Requirement: Records follow. Select each line holding "color".

--- start of Records shown ---

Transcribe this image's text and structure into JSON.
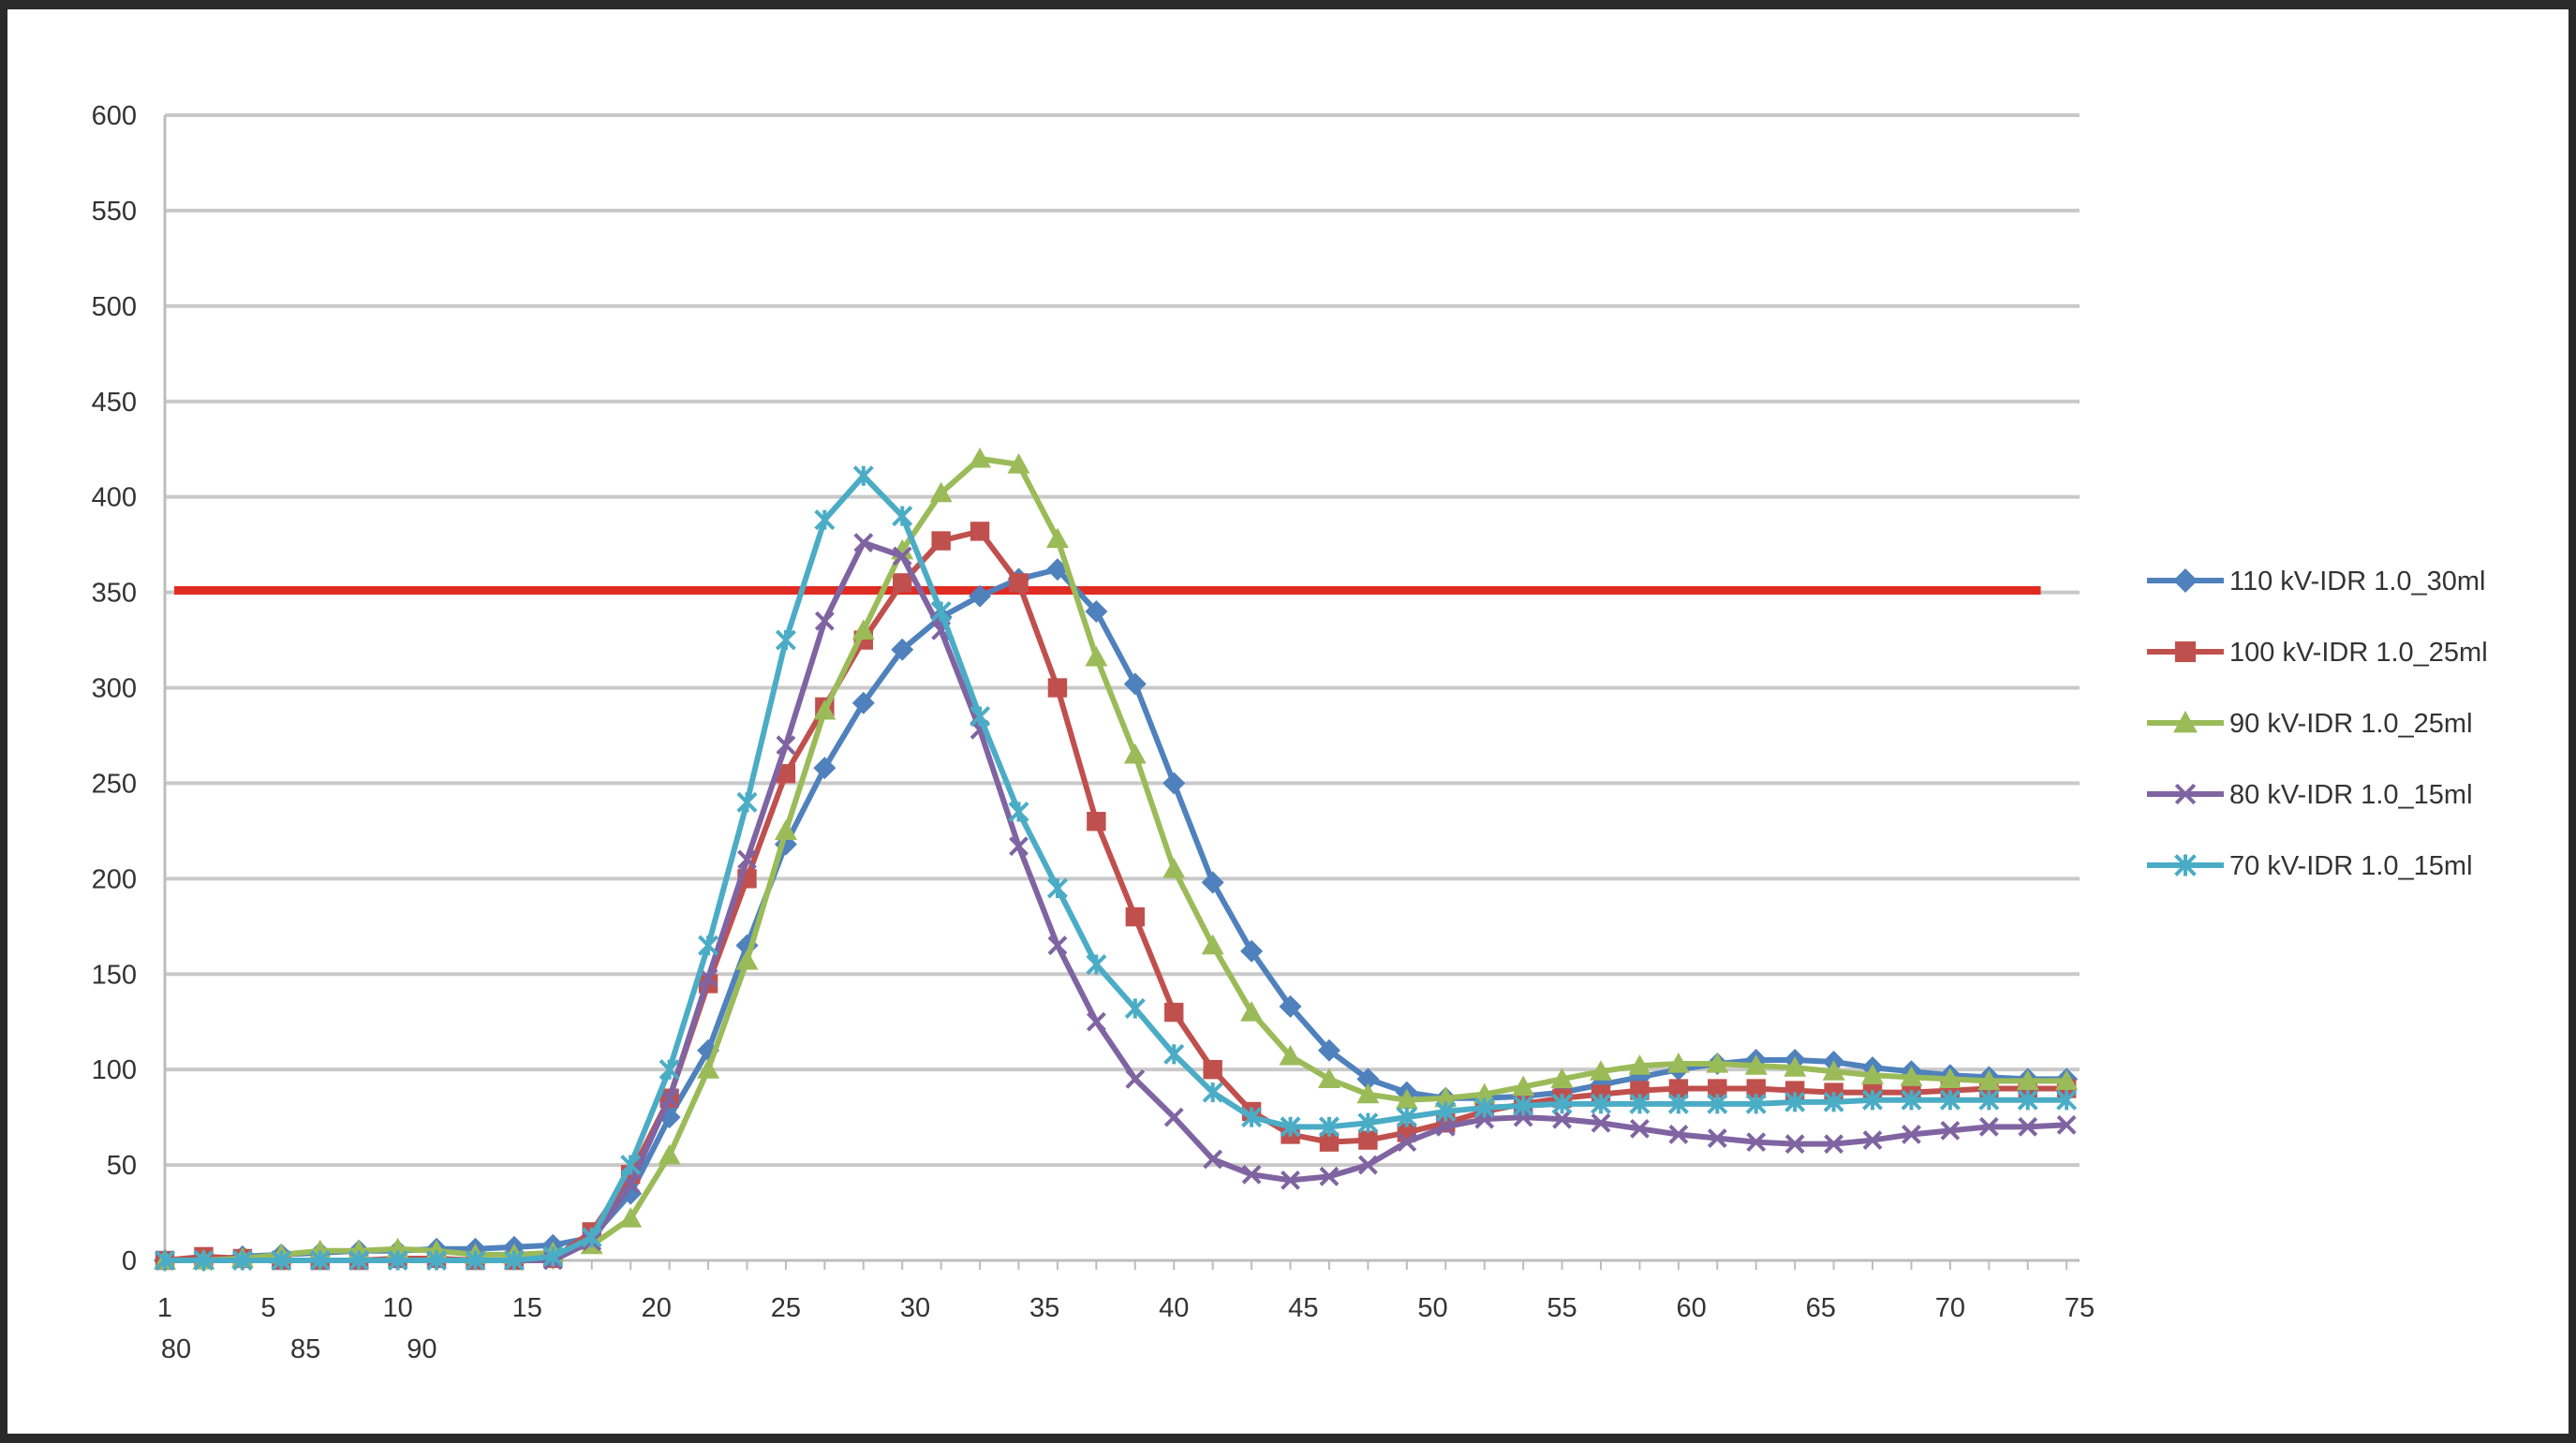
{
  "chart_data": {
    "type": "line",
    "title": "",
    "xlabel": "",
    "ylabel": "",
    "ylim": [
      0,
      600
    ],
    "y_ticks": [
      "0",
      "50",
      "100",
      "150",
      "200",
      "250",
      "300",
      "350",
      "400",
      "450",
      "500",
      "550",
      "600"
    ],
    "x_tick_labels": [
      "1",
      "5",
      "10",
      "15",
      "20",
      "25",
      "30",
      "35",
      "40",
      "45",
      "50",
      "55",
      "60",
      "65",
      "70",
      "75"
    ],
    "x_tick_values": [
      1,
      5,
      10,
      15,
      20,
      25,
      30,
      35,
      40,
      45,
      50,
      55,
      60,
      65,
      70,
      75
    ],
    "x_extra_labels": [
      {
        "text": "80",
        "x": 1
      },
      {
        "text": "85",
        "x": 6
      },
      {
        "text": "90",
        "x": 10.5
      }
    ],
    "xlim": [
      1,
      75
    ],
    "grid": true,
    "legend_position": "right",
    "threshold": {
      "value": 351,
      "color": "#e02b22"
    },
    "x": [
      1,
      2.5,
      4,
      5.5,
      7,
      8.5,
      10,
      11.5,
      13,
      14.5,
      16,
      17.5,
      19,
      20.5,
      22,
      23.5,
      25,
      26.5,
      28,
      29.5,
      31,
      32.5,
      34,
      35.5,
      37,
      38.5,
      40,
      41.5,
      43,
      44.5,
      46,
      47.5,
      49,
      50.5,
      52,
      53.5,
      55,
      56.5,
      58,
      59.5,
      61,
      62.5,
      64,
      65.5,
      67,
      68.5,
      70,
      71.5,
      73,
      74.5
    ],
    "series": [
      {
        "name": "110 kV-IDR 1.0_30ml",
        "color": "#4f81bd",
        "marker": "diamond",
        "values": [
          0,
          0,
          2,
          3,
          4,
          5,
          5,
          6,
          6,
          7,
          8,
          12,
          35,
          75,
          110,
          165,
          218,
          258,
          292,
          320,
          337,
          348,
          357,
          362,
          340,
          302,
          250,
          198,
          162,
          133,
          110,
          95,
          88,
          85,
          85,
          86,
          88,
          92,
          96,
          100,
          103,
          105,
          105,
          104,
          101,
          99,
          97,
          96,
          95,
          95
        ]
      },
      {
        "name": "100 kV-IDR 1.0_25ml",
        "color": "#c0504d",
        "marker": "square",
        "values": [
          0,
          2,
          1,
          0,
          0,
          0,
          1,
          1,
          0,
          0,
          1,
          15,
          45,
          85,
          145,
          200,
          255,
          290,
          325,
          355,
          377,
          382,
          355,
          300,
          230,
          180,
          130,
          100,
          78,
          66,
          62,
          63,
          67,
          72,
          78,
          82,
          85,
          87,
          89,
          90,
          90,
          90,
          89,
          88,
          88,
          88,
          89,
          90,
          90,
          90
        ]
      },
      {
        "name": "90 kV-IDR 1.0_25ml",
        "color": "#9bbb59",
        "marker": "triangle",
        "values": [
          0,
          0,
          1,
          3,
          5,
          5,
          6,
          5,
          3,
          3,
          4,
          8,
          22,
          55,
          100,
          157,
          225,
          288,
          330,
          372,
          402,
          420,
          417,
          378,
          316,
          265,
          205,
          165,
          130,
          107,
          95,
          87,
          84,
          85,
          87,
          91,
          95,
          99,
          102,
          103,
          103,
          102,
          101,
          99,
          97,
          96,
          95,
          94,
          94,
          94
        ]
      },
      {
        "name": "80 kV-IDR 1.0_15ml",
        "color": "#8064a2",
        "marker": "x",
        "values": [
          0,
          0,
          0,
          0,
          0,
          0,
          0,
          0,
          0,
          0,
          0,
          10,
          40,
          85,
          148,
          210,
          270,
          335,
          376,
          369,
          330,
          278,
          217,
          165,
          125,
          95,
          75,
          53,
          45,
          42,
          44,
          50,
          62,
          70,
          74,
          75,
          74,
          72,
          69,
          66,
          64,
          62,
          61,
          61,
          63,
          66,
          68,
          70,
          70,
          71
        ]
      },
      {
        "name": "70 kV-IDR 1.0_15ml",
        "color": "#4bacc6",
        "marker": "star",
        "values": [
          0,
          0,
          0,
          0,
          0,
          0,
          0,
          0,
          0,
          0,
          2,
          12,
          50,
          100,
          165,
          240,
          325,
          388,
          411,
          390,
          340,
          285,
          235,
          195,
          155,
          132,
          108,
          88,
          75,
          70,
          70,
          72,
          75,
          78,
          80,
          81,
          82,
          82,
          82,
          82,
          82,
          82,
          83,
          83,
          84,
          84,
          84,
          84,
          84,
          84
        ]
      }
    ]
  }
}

--- end of Records shown ---

Answer below:
      "color": "#e02b22"
        "color": "#4f81bd",
        "color": "#c0504d",
        "color": "#9bbb59",
        "color": "#8064a2",
        "color": "#4bacc6",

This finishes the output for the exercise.